== PROBLEM STATEMENT ==
Every entry below should be repeated exactly; the pictures should not.
### DATASET EXTRACT
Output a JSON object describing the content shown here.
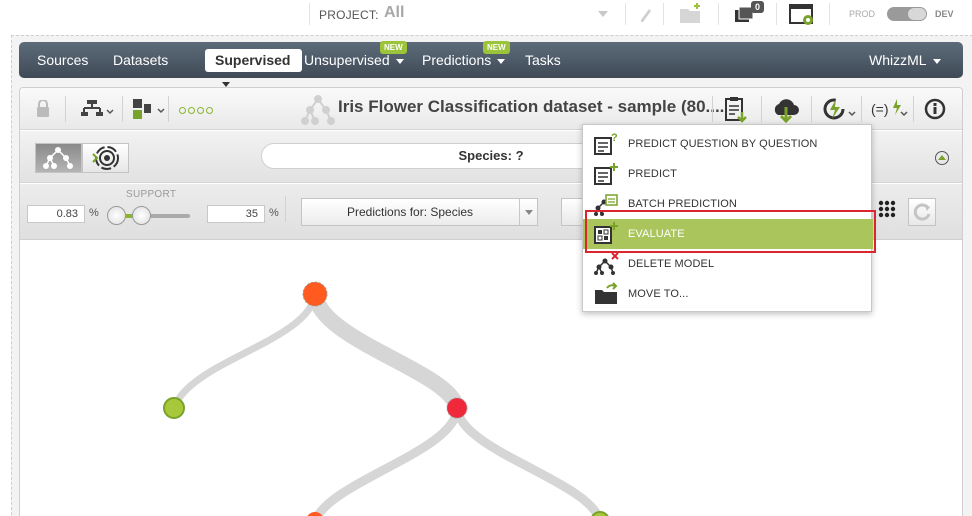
{
  "topbar": {
    "project_label": "PROJECT:",
    "project_value": "All",
    "badge_count": "0",
    "prod_label": "PROD",
    "dev_label": "DEV"
  },
  "nav": {
    "items": [
      "Sources",
      "Datasets",
      "Supervised",
      "Unsupervised",
      "Predictions",
      "Tasks"
    ],
    "active": "Supervised",
    "new_badge": "NEW",
    "right": "WhizzML"
  },
  "toolbar": {
    "dataset_title": "Iris Flower Classification dataset - sample (80...."
  },
  "prediction_bar": {
    "label": "Species: ?"
  },
  "filters": {
    "confidence_value": "0.83",
    "confidence_unit": "%",
    "support_label": "SUPPORT",
    "support_value": "35",
    "support_unit": "%",
    "predictions_for": "Predictions for: Species"
  },
  "menu": {
    "items": [
      {
        "label": "PREDICT QUESTION BY QUESTION",
        "icon": "predict-question-icon"
      },
      {
        "label": "PREDICT",
        "icon": "predict-icon"
      },
      {
        "label": "BATCH PREDICTION",
        "icon": "batch-prediction-icon"
      },
      {
        "label": "EVALUATE",
        "icon": "evaluate-icon"
      },
      {
        "label": "DELETE MODEL",
        "icon": "delete-model-icon"
      },
      {
        "label": "MOVE TO...",
        "icon": "move-to-icon"
      }
    ],
    "highlighted": "EVALUATE"
  },
  "colors": {
    "nav_bg": "#4b5764",
    "accent_green": "#9cc43a",
    "highlight": "#a9c55b",
    "outline_red": "#d9262f",
    "node_orange": "#ff5a1f",
    "node_red": "#f0283c",
    "node_green": "#a8c83c"
  }
}
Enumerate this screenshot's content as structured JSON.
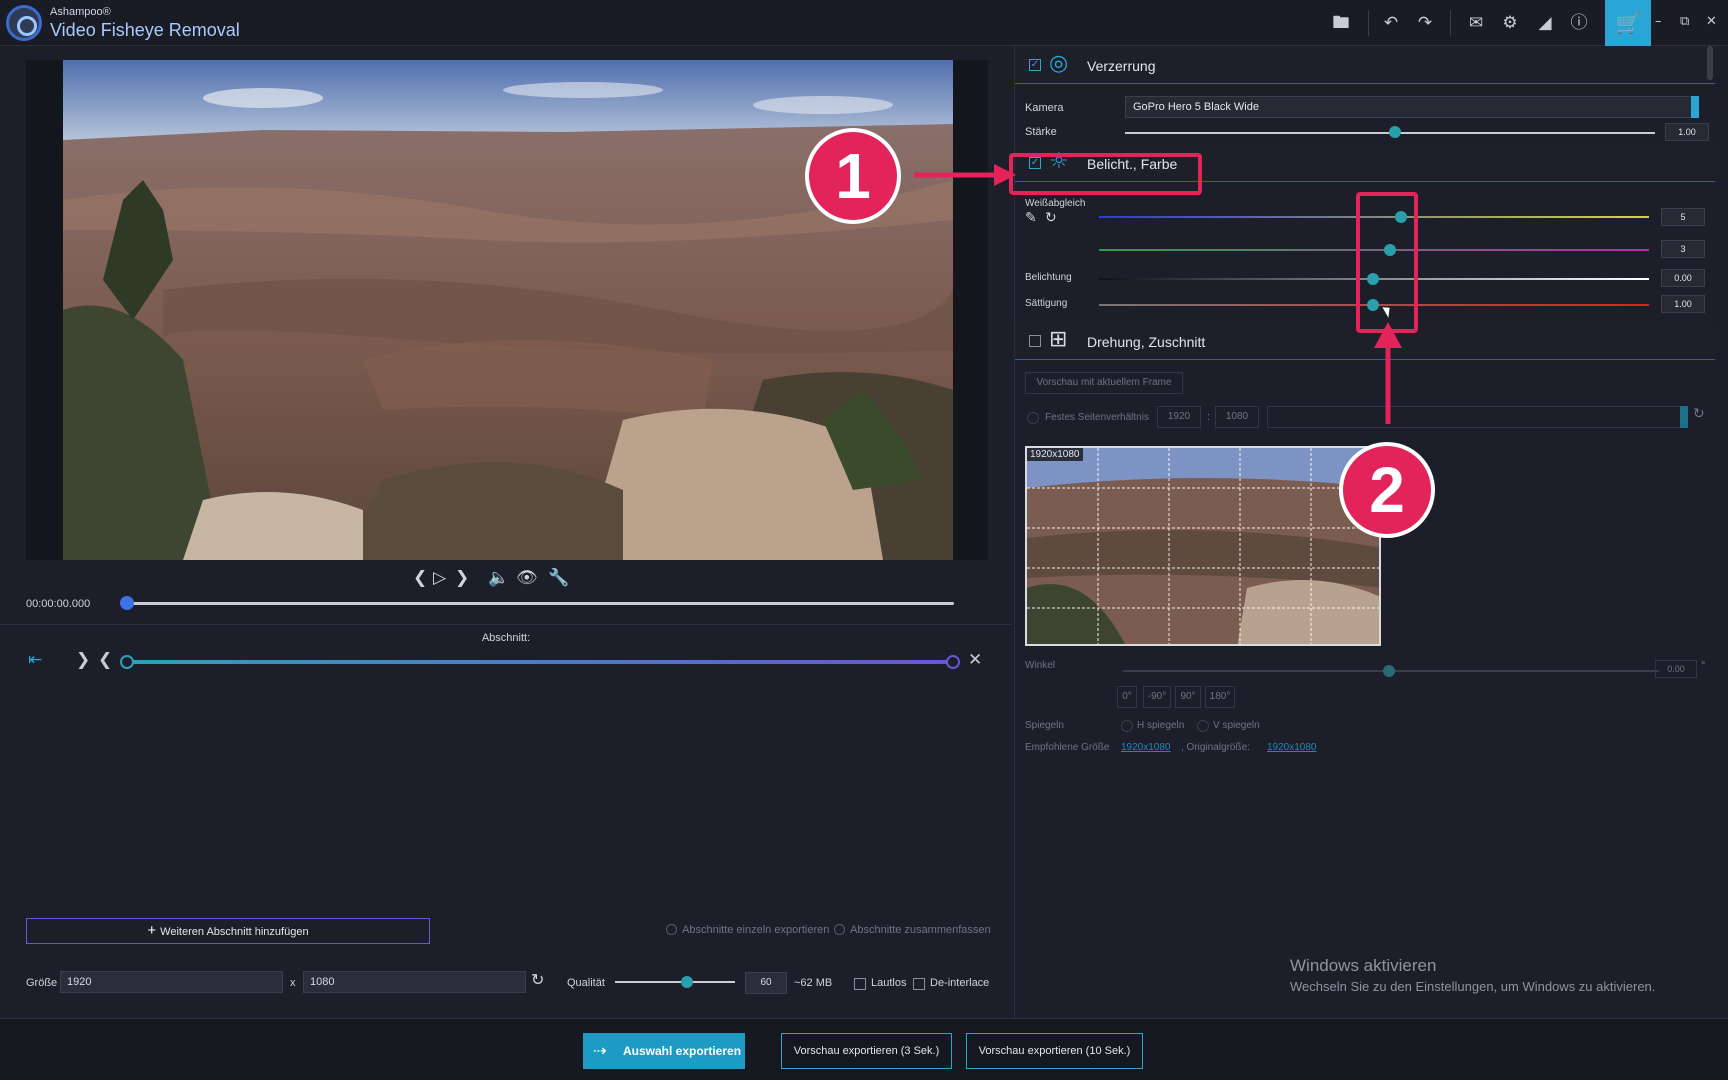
{
  "app": {
    "brand": "Ashampoo®",
    "name": "Video Fisheye Removal"
  },
  "titlebar": {
    "icons": [
      "folder-icon",
      "undo-icon",
      "redo-icon",
      "feedback-icon",
      "settings-icon",
      "theme-icon",
      "info-icon",
      "cart-icon",
      "minimize-icon",
      "restore-icon",
      "close-icon"
    ],
    "cart_color": "#2aa6d6"
  },
  "player": {
    "timecode": "00:00:00.000",
    "controls": [
      "prev-frame-icon",
      "play-icon",
      "next-frame-icon",
      "volume-icon",
      "preview-eye-icon",
      "wrench-icon"
    ]
  },
  "segment": {
    "label": "Abschnitt:"
  },
  "left_bottom": {
    "add_segment": "Weiteren Abschnitt hinzufügen",
    "export_single": "Abschnitte einzeln exportieren",
    "export_merge": "Abschnitte zusammenfassen",
    "size_label": "Größe",
    "width": "1920",
    "x": "x",
    "height": "1080",
    "quality_label": "Qualität",
    "quality_value": "60",
    "quality_fraction": 0.6,
    "estimated_size": "~62 MB",
    "mute_label": "Lautlos",
    "deinterlace_label": "De-interlace"
  },
  "distortion": {
    "title": "Verzerrung",
    "enabled": true,
    "camera_label": "Kamera",
    "camera_value": "GoPro Hero 5 Black Wide",
    "strength_label": "Stärke",
    "strength_value": "1.00"
  },
  "exposure": {
    "title": "Belicht., Farbe",
    "enabled": true,
    "wb_label": "Weißabgleich",
    "wb_value1": "5",
    "wb_value2": "3",
    "exposure_label": "Belichtung",
    "exposure_value": "0.00",
    "saturation_label": "Sättigung",
    "saturation_value": "1.00"
  },
  "rotation": {
    "title": "Drehung, Zuschnitt",
    "enabled": false,
    "preview_btn": "Vorschau mit aktuellem Frame",
    "fixed_ratio_label": "Festes Seitenverhältnis",
    "ratio_w": "1920",
    "ratio_sep": ":",
    "ratio_h": "1080",
    "thumb_res": "1920x1080",
    "angle_label": "Winkel",
    "angle_value": "0.00",
    "degree_symbol": "°",
    "angle_presets": [
      "0°",
      "-90°",
      "90°",
      "180°"
    ],
    "mirror_label": "Spiegeln",
    "mirror_h": "H spiegeln",
    "mirror_v": "V spiegeln",
    "recommended_label": "Empfohlene Größe",
    "recommended_value": "1920x1080",
    "original_label": ", Originalgröße:",
    "original_value": "1920x1080"
  },
  "watermark": {
    "line1": "Windows aktivieren",
    "line2": "Wechseln Sie zu den Einstellungen, um Windows zu aktivieren."
  },
  "bottom": {
    "export": "Auswahl exportieren",
    "preview3": "Vorschau exportieren (3 Sek.)",
    "preview10": "Vorschau exportieren (10 Sek.)"
  },
  "annotations": {
    "one": "1",
    "two": "2",
    "color": "#e2245a"
  }
}
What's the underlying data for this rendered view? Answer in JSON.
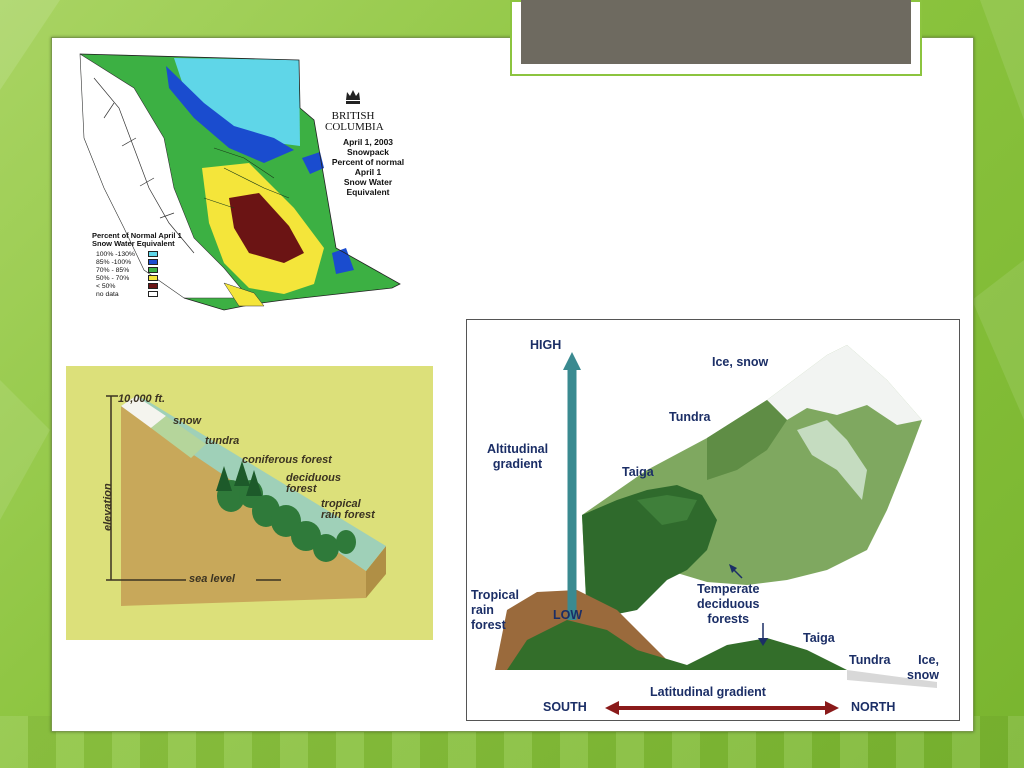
{
  "map": {
    "logo_top": "BRITISH",
    "logo_bottom": "COLUMBIA",
    "title": "April 1, 2003\nSnowpack\nPercent of normal April 1\nSnow Water Equivalent",
    "legend_title": "Percent of Normal April 1 Snow Water Equivalent",
    "legend": [
      {
        "label": "100% -130%",
        "color": "#5fd6e8"
      },
      {
        "label": "85% -100%",
        "color": "#1a4ccf"
      },
      {
        "label": "70% - 85%",
        "color": "#3cb043"
      },
      {
        "label": "50% - 70%",
        "color": "#f4e53a"
      },
      {
        "label": "< 50%",
        "color": "#6b1414"
      },
      {
        "label": "no data",
        "color": "#ffffff"
      }
    ]
  },
  "elevation": {
    "top": "10,000 ft.",
    "axis": "elevation",
    "bottom": "sea level",
    "zones": [
      "snow",
      "tundra",
      "coniferous forest",
      "deciduous\nforest",
      "tropical\nrain forest"
    ]
  },
  "gradient": {
    "high": "HIGH",
    "low": "LOW",
    "altitudinal": "Altitudinal\ngradient",
    "ice_snow_top": "Ice, snow",
    "tundra_top": "Tundra",
    "taiga_top": "Taiga",
    "tropical": "Tropical\nrain\nforest",
    "temperate": "Temperate\ndeciduous\nforests",
    "taiga_bottom": "Taiga",
    "tundra_bottom": "Tundra",
    "ice_snow_bottom": "Ice,\nsnow",
    "latitudinal": "Latitudinal gradient",
    "south": "SOUTH",
    "north": "NORTH"
  }
}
######
== COMPLETE OUTPUT ==
Output a JSON object describing the content shown here.
{
  "topbar": {
    "project_label": "PROJECT:",
    "project_value": "All",
    "badge_count": "0",
    "prod_label": "PROD",
    "dev_label": "DEV"
  },
  "nav": {
    "items": [
      "Sources",
      "Datasets",
      "Supervised",
      "Unsupervised",
      "Predictions",
      "Tasks"
    ],
    "active": "Supervised",
    "new_badge": "NEW",
    "right": "WhizzML"
  },
  "toolbar": {
    "dataset_title": "Iris Flower Classification dataset - sample (80...."
  },
  "prediction_bar": {
    "label": "Species: ?"
  },
  "filters": {
    "confidence_value": "0.83",
    "confidence_unit": "%",
    "support_label": "SUPPORT",
    "support_value": "35",
    "support_unit": "%",
    "predictions_for": "Predictions for: Species"
  },
  "menu": {
    "items": [
      {
        "label": "PREDICT QUESTION BY QUESTION",
        "icon": "predict-question-icon"
      },
      {
        "label": "PREDICT",
        "icon": "predict-icon"
      },
      {
        "label": "BATCH PREDICTION",
        "icon": "batch-prediction-icon"
      },
      {
        "label": "EVALUATE",
        "icon": "evaluate-icon"
      },
      {
        "label": "DELETE MODEL",
        "icon": "delete-model-icon"
      },
      {
        "label": "MOVE TO...",
        "icon": "move-to-icon"
      }
    ],
    "highlighted": "EVALUATE"
  },
  "colors": {
    "nav_bg": "#4b5764",
    "accent_green": "#9cc43a",
    "highlight": "#a9c55b",
    "outline_red": "#d9262f",
    "node_orange": "#ff5a1f",
    "node_red": "#f0283c",
    "node_green": "#a8c83c"
  }
}
Enumerate this screenshot's content as structured JSON.
{
  "app": {
    "brand": "Ashampoo®",
    "name": "Video Fisheye Removal"
  },
  "titlebar": {
    "icons": [
      "folder-icon",
      "undo-icon",
      "redo-icon",
      "feedback-icon",
      "settings-icon",
      "theme-icon",
      "info-icon",
      "cart-icon",
      "minimize-icon",
      "restore-icon",
      "close-icon"
    ],
    "cart_color": "#2aa6d6"
  },
  "player": {
    "timecode": "00:00:00.000",
    "controls": [
      "prev-frame-icon",
      "play-icon",
      "next-frame-icon",
      "volume-icon",
      "preview-eye-icon",
      "wrench-icon"
    ]
  },
  "segment": {
    "label": "Abschnitt:"
  },
  "left_bottom": {
    "add_segment": "Weiteren Abschnitt hinzufügen",
    "export_single": "Abschnitte einzeln exportieren",
    "export_merge": "Abschnitte zusammenfassen",
    "size_label": "Größe",
    "width": "1920",
    "x": "x",
    "height": "1080",
    "quality_label": "Qualität",
    "quality_value": "60",
    "quality_fraction": 0.6,
    "estimated_size": "~62 MB",
    "mute_label": "Lautlos",
    "deinterlace_label": "De-interlace"
  },
  "distortion": {
    "title": "Verzerrung",
    "enabled": true,
    "camera_label": "Kamera",
    "camera_value": "GoPro Hero 5 Black Wide",
    "strength_label": "Stärke",
    "strength_value": "1.00"
  },
  "exposure": {
    "title": "Belicht., Farbe",
    "enabled": true,
    "wb_label": "Weißabgleich",
    "wb_value1": "5",
    "wb_value2": "3",
    "exposure_label": "Belichtung",
    "exposure_value": "0.00",
    "saturation_label": "Sättigung",
    "saturation_value": "1.00"
  },
  "rotation": {
    "title": "Drehung, Zuschnitt",
    "enabled": false,
    "preview_btn": "Vorschau mit aktuellem Frame",
    "fixed_ratio_label": "Festes Seitenverhältnis",
    "ratio_w": "1920",
    "ratio_sep": ":",
    "ratio_h": "1080",
    "thumb_res": "1920x1080",
    "angle_label": "Winkel",
    "angle_value": "0.00",
    "degree_symbol": "°",
    "angle_presets": [
      "0°",
      "-90°",
      "90°",
      "180°"
    ],
    "mirror_label": "Spiegeln",
    "mirror_h": "H spiegeln",
    "mirror_v": "V spiegeln",
    "recommended_label": "Empfohlene Größe",
    "recommended_value": "1920x1080",
    "original_label": ", Originalgröße:",
    "original_value": "1920x1080"
  },
  "watermark": {
    "line1": "Windows aktivieren",
    "line2": "Wechseln Sie zu den Einstellungen, um Windows zu aktivieren."
  },
  "bottom": {
    "export": "Auswahl exportieren",
    "preview3": "Vorschau exportieren (3 Sek.)",
    "preview10": "Vorschau exportieren (10 Sek.)"
  },
  "annotations": {
    "one": "1",
    "two": "2",
    "color": "#e2245a"
  }
}
What's the underlying data for this rendered view? Answer in JSON.
{
  "map": {
    "logo_top": "BRITISH",
    "logo_bottom": "COLUMBIA",
    "title": "April 1, 2003\nSnowpack\nPercent of normal April 1\nSnow Water Equivalent",
    "legend_title": "Percent of Normal April 1 Snow Water Equivalent",
    "legend": [
      {
        "label": "100% -130%",
        "color": "#5fd6e8"
      },
      {
        "label": "85% -100%",
        "color": "#1a4ccf"
      },
      {
        "label": "70% - 85%",
        "color": "#3cb043"
      },
      {
        "label": "50% - 70%",
        "color": "#f4e53a"
      },
      {
        "label": "< 50%",
        "color": "#6b1414"
      },
      {
        "label": "no data",
        "color": "#ffffff"
      }
    ]
  },
  "elevation": {
    "top": "10,000 ft.",
    "axis": "elevation",
    "bottom": "sea level",
    "zones": [
      "snow",
      "tundra",
      "coniferous forest",
      "deciduous\nforest",
      "tropical\nrain forest"
    ]
  },
  "gradient": {
    "high": "HIGH",
    "low": "LOW",
    "altitudinal": "Altitudinal\ngradient",
    "ice_snow_top": "Ice, snow",
    "tundra_top": "Tundra",
    "taiga_top": "Taiga",
    "tropical": "Tropical\nrain\nforest",
    "temperate": "Temperate\ndeciduous\nforests",
    "taiga_bottom": "Taiga",
    "tundra_bottom": "Tundra",
    "ice_snow_bottom": "Ice,\nsnow",
    "latitudinal": "Latitudinal gradient",
    "south": "SOUTH",
    "north": "NORTH"
  }
}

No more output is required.